# Input for this task:
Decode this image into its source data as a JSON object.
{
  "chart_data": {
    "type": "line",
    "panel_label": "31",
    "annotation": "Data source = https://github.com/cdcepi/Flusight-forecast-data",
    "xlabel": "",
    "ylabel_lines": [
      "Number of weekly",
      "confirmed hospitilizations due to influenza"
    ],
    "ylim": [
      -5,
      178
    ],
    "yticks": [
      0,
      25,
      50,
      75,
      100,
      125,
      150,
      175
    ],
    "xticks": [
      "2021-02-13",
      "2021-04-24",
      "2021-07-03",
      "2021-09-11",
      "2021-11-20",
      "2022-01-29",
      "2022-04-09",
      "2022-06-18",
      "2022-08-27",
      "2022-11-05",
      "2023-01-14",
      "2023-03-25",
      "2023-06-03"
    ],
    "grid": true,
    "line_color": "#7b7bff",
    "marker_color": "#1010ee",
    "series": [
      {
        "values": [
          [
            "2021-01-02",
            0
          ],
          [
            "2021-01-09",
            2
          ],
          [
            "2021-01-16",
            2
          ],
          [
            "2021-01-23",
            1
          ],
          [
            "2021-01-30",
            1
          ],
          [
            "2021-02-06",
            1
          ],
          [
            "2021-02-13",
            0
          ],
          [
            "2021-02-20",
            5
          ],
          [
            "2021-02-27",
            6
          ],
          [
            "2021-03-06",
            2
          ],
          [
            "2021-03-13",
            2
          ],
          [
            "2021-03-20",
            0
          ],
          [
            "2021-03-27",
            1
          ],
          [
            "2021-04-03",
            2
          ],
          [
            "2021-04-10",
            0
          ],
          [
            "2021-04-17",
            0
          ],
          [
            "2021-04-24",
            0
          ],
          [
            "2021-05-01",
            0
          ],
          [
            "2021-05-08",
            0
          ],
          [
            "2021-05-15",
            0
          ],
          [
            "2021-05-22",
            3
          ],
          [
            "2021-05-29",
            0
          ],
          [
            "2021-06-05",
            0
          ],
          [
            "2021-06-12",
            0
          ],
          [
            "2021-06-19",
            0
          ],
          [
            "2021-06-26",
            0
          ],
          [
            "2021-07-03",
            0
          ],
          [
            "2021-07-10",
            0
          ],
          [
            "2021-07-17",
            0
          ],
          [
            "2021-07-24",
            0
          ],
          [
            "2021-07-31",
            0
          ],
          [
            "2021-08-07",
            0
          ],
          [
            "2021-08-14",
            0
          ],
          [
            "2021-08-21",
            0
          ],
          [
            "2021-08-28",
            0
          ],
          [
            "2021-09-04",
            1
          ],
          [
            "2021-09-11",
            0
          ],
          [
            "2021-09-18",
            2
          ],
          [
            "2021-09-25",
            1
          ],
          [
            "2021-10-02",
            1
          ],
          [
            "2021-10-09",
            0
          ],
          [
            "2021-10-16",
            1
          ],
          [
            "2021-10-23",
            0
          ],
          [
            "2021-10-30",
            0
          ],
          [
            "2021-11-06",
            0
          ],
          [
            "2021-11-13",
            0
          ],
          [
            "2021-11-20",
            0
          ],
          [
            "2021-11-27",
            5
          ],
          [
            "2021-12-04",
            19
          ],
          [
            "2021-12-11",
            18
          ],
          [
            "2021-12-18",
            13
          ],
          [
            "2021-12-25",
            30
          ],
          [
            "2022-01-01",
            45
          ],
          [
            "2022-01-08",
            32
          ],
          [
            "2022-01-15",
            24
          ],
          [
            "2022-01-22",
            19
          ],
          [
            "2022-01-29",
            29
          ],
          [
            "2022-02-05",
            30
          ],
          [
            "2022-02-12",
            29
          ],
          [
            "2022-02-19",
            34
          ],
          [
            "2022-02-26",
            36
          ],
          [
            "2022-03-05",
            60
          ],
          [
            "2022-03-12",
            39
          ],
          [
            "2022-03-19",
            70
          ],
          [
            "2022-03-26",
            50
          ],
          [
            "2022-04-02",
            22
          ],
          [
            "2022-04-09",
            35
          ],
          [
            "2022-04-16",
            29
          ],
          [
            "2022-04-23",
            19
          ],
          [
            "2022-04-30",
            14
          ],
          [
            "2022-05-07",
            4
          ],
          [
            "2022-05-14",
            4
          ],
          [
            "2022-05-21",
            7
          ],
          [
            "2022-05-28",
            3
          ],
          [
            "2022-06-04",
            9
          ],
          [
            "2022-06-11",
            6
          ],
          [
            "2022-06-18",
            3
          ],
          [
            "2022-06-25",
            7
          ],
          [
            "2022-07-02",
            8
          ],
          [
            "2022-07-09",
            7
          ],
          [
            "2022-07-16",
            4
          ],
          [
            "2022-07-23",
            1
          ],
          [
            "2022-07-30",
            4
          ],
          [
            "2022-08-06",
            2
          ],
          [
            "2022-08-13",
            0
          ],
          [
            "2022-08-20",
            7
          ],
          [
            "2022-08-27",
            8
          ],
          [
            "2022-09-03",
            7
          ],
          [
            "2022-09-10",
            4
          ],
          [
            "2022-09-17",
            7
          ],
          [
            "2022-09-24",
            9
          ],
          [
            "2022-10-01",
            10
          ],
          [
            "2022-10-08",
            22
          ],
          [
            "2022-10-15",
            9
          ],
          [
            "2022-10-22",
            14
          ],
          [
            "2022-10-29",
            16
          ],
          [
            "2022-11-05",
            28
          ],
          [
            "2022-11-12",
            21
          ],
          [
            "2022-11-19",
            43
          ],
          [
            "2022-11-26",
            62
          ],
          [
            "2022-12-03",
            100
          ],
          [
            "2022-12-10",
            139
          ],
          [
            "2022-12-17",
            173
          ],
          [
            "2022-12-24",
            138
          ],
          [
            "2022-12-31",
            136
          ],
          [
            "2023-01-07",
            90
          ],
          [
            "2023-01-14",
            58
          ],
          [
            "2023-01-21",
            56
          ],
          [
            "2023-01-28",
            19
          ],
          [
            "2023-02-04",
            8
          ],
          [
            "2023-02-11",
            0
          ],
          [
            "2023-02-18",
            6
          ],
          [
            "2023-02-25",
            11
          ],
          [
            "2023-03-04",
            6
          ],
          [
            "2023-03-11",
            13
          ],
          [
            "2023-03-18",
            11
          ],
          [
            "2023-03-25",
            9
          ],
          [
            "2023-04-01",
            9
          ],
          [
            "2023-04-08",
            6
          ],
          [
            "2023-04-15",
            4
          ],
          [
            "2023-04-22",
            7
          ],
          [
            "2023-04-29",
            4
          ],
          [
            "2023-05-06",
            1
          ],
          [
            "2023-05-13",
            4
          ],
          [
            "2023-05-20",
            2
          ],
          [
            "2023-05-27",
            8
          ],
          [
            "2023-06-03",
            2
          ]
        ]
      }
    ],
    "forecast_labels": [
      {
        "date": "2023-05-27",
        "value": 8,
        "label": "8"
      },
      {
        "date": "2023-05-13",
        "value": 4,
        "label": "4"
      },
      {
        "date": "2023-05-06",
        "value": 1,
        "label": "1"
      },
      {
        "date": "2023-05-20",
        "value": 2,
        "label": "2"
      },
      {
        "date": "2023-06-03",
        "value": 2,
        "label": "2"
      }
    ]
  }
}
--
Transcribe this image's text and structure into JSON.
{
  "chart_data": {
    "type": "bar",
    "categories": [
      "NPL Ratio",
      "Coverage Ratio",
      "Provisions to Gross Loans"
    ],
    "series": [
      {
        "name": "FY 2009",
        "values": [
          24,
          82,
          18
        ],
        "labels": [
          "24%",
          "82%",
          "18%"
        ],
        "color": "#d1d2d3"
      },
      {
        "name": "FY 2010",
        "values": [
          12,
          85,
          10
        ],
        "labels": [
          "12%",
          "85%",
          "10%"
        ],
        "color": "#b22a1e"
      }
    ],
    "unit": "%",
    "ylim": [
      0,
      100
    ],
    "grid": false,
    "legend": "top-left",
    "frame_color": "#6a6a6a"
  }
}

# Exercise prompt:
Scan the listing above for the word "JSON" and show each line where it is found.

# Output of the task:
Decode this image into its source data as a JSON object.
Transcribe this image's text and structure into JSON.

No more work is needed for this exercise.